» DATA UNDER STUDY
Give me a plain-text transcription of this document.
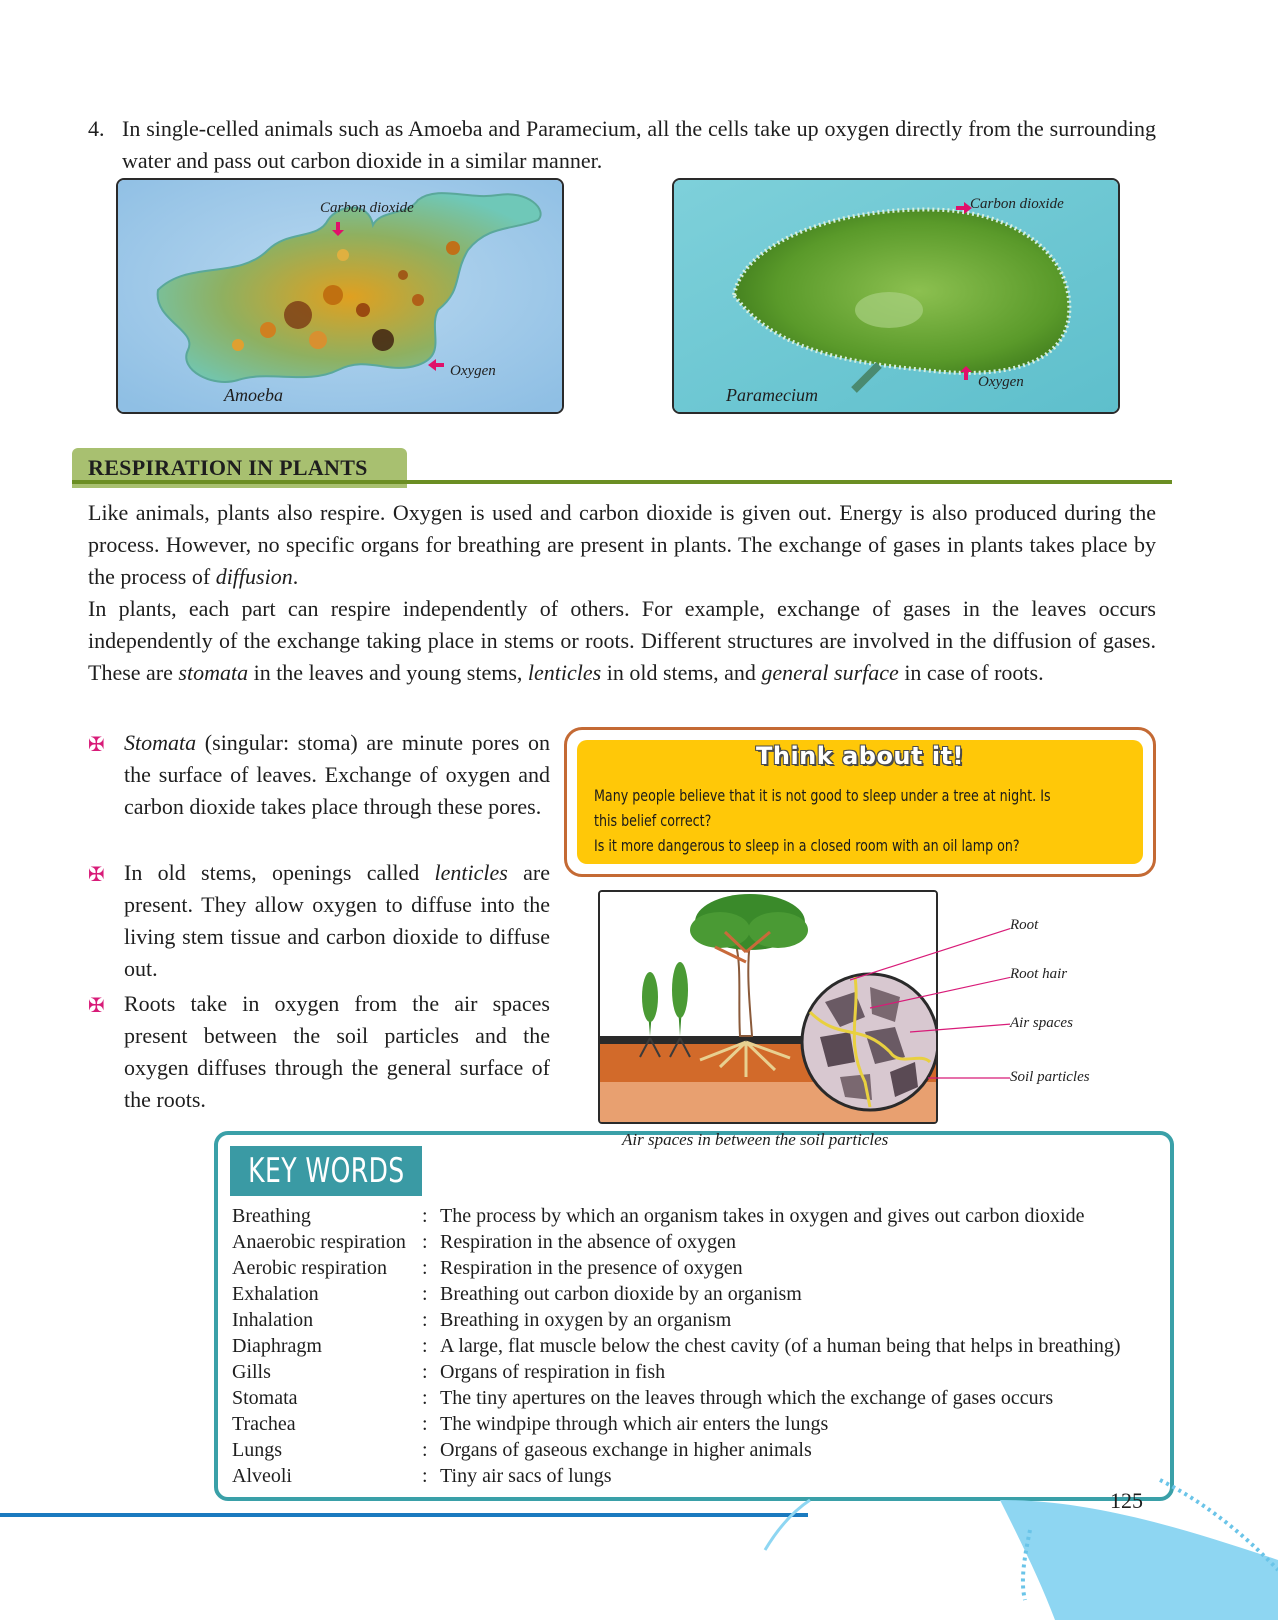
4. In single-celled animals such as Amoeba and Paramecium, all the cells take up oxygen directly from the surrounding water and pass out carbon dioxide in a similar manner.
Carbon dioxide
Oxygen
Amoeba
Carbon dioxide
Oxygen
Paramecium
RESPIRATION IN PLANTS

Like animals, plants also respire. Oxygen is used and carbon dioxide is given out. Energy is also produced during the process. However, no specific organs for breathing are present in plants. The exchange of gases in plants takes place by the process of diffusion.

In plants, each part can respire independently of others. For example, exchange of gases in the leaves occurs independently of the exchange taking place in stems or roots. Different structures are involved in the diffusion of gases. These are stomata in the leaves and young stems, lenticles in old stems, and general surface in case of roots.

✠ Stomata (singular: stoma) are minute pores on the surface of leaves. Exchange of oxygen and carbon dioxide takes place through these pores.
✠ In old stems, openings called lenticles are present. They allow oxygen to diffuse into the living stem tissue and carbon dioxide to diffuse out.
✠ Roots take in oxygen from the air spaces present between the soil particles and the oxygen diffuses through the general surface of the roots.
Think about it!
Many people believe that it is not good to sleep under a tree at night. Is
this belief correct?
Is it more dangerous to sleep in a closed room with an oil lamp on?
Root
Root hair
Air spaces
Soil particles
Air spaces in between the soil particles
KEY WORDS
Breathing	: The process by which an organism takes in oxygen and gives out carbon dioxide
Anaerobic respiration : Respiration in the absence of oxygen
Aerobic respiration : Respiration in the presence of oxygen
Exhalation	: Breathing out carbon dioxide by an organism
Inhalation	: Breathing in oxygen by an organism
Diaphragm	: A large, flat muscle below the chest cavity (of a human being that helps in breathing)
Gills	: Organs of respiration in fish
Stomata	: The tiny apertures on the leaves through which the exchange of gases occurs
Trachea	: The windpipe through which air enters the lungs
Lungs	: Organs of gaseous exchange in higher animals
Alveoli	: Tiny air sacs of lungs
125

» EXERCISE INSTRUCTIONS
Each line containing the word "dioxide" must be pulled from the listing and copied.

» REPLY TO THE TASK
4. In single-celled animals such as Amoeba and Paramecium, all the cells take up oxygen directly from the surrounding water and pass out carbon dioxide in a similar manner.
Carbon dioxide
Carbon dioxide
Like animals, plants also respire. Oxygen is used and carbon dioxide is given out. Energy is also produced during the process. However, no specific organs for breathing are present in plants. The exchange of gases in plants takes place by the process of diffusion.
✠ Stomata (singular: stoma) are minute pores on the surface of leaves. Exchange of oxygen and carbon dioxide takes place through these pores.
✠ In old stems, openings called lenticles are present. They allow oxygen to diffuse into the living stem tissue and carbon dioxide to diffuse out.
Breathing	: The process by which an organism takes in oxygen and gives out carbon dioxide
Exhalation	: Breathing out carbon dioxide by an organism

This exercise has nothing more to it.